START

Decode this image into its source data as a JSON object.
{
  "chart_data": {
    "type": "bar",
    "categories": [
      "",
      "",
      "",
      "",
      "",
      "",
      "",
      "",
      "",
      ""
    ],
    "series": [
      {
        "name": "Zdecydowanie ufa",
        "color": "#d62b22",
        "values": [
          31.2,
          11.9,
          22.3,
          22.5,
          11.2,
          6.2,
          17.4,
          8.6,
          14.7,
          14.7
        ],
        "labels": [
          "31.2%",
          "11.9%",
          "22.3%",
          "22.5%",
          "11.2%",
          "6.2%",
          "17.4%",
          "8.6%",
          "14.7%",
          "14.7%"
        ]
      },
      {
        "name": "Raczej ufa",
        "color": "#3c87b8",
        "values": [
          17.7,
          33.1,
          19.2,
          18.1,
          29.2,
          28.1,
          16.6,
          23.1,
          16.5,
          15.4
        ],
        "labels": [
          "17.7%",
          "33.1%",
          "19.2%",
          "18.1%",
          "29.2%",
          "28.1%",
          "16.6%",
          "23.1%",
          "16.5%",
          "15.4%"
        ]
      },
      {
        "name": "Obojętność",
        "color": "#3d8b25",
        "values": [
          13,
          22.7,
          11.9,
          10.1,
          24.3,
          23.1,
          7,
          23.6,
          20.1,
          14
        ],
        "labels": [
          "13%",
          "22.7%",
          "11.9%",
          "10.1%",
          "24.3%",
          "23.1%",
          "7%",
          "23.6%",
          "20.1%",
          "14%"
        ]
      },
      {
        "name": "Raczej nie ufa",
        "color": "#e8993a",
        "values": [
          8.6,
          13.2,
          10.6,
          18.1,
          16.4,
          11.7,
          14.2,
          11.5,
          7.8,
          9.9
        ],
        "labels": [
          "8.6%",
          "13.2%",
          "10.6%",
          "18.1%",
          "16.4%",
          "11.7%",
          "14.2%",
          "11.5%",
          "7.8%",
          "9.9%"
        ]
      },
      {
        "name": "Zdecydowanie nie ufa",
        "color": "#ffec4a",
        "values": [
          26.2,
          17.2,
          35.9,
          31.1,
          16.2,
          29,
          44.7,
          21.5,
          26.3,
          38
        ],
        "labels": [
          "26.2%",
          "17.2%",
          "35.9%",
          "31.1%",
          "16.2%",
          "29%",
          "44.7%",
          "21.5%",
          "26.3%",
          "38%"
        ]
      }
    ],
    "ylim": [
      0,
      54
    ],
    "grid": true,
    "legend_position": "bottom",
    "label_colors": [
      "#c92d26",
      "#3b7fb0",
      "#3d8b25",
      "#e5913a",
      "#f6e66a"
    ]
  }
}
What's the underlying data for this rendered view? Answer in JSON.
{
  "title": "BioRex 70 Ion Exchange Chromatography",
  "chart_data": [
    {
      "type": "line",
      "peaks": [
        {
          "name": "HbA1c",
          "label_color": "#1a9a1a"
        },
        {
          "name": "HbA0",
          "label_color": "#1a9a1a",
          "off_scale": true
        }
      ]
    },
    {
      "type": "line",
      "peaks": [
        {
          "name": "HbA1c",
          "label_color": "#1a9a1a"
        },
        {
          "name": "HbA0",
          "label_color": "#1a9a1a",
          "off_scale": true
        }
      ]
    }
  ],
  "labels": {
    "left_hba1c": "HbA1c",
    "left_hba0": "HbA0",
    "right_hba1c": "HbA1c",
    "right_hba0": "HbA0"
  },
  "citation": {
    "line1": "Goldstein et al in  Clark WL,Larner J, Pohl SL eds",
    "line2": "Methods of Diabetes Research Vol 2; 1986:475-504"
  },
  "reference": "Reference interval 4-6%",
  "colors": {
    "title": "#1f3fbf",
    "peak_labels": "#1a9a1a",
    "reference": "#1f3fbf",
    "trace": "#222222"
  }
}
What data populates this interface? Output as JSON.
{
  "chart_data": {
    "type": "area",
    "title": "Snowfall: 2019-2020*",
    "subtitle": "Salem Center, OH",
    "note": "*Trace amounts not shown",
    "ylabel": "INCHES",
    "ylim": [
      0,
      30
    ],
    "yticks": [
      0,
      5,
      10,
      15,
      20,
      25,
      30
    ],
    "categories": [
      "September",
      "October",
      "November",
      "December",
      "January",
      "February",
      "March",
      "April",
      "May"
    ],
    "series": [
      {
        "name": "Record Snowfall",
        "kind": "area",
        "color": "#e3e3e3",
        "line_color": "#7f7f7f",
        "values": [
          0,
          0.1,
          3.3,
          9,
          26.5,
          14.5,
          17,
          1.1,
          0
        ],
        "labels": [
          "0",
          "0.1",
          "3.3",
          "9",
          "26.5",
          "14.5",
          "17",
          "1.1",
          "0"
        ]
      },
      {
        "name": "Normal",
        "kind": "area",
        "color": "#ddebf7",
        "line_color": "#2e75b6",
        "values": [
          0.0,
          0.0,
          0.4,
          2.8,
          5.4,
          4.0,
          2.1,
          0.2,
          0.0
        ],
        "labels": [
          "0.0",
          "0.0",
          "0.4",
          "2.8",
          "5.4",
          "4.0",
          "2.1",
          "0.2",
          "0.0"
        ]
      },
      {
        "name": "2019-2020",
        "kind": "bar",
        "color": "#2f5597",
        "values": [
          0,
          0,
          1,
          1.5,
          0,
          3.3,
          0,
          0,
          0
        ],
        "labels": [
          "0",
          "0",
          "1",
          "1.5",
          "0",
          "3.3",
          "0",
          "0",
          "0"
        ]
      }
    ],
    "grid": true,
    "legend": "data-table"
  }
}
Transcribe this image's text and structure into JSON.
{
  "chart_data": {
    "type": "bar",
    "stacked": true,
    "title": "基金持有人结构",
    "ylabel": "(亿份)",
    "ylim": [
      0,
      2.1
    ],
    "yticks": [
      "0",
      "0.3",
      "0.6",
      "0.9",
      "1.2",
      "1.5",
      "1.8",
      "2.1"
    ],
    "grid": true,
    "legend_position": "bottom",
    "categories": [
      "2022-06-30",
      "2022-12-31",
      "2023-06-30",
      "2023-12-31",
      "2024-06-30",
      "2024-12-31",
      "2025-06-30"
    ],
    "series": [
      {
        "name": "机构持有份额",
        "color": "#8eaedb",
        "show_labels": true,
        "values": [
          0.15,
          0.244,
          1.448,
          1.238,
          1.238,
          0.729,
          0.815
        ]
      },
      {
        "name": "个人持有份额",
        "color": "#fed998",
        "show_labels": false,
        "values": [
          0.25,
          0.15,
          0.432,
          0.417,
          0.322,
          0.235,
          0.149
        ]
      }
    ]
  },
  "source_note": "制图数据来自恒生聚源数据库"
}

END

▶ _Stated problem_
Copy out exactly the lines between the line with "Transcribe this image's" and the last line of the entries, counting both of those lines.

▶ _Task output_
Transcribe this image's text and structure into JSON.
{
  "chart_data": {
    "type": "bar",
    "stacked": true,
    "title": "基金持有人结构",
    "ylabel": "(亿份)",
    "ylim": [
      0,
      2.1
    ],
    "yticks": [
      "0",
      "0.3",
      "0.6",
      "0.9",
      "1.2",
      "1.5",
      "1.8",
      "2.1"
    ],
    "grid": true,
    "legend_position": "bottom",
    "categories": [
      "2022-06-30",
      "2022-12-31",
      "2023-06-30",
      "2023-12-31",
      "2024-06-30",
      "2024-12-31",
      "2025-06-30"
    ],
    "series": [
      {
        "name": "机构持有份额",
        "color": "#8eaedb",
        "show_labels": true,
        "values": [
          0.15,
          0.244,
          1.448,
          1.238,
          1.238,
          0.729,
          0.815
        ]
      },
      {
        "name": "个人持有份额",
        "color": "#fed998",
        "show_labels": false,
        "values": [
          0.25,
          0.15,
          0.432,
          0.417,
          0.322,
          0.235,
          0.149
        ]
      }
    ]
  },
  "source_note": "制图数据来自恒生聚源数据库"
}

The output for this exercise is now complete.